WHAT TO DO
Find the word "BlueTurksCaicosstrikeair" in the material below and gather every line that contains it.

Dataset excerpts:
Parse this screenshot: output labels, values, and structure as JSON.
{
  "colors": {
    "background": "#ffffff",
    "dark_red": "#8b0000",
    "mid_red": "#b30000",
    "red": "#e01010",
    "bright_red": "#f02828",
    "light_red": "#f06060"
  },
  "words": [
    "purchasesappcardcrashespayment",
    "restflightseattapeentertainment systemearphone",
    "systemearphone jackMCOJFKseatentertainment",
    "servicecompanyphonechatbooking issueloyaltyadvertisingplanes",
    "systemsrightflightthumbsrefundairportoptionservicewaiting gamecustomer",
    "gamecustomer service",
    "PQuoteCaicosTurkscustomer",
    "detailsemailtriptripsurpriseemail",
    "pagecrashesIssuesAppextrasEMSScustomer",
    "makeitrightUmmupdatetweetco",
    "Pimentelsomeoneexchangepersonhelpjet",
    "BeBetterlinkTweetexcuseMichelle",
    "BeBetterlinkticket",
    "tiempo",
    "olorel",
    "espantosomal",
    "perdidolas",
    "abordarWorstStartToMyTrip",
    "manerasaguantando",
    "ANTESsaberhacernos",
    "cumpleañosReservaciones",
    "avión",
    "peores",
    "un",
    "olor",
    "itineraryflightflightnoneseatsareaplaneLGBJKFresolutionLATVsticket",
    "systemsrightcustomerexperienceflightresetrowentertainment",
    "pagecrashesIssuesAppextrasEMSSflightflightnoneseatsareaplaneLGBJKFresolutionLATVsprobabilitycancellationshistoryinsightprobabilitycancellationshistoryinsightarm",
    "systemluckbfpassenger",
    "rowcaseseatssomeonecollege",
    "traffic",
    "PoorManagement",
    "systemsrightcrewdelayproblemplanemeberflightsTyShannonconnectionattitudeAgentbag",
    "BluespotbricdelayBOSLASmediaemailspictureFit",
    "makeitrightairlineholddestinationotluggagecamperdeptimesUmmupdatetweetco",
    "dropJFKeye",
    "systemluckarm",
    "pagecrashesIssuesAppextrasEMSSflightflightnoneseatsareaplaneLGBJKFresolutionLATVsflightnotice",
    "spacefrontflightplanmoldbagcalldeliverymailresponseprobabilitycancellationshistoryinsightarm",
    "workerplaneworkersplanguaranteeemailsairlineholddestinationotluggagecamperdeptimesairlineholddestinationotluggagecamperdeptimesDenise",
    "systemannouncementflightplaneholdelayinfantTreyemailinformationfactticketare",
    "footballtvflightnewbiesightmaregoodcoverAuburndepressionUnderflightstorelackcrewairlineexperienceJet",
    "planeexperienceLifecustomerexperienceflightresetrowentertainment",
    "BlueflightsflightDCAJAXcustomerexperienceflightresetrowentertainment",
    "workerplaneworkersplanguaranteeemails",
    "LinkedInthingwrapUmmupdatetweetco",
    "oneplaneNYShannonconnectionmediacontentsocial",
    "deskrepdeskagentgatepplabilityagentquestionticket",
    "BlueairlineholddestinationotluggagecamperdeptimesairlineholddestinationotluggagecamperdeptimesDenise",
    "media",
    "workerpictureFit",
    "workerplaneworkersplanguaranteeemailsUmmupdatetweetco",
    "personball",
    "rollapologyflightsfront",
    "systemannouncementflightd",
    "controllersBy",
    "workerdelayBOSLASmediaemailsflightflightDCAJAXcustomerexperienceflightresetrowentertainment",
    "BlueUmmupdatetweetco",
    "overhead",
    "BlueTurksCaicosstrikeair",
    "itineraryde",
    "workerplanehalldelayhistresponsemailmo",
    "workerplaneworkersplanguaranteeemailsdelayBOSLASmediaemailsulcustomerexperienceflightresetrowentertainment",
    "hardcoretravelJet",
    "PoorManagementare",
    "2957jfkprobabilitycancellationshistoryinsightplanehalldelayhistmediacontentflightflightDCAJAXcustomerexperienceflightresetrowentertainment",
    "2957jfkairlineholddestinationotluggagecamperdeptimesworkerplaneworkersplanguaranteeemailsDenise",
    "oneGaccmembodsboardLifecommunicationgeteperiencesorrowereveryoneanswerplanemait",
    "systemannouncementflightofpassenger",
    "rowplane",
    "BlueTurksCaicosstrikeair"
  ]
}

THE COMPLETED TASK
    "BlueTurksCaicosstrikeair",
    "BlueTurksCaicosstrikeair"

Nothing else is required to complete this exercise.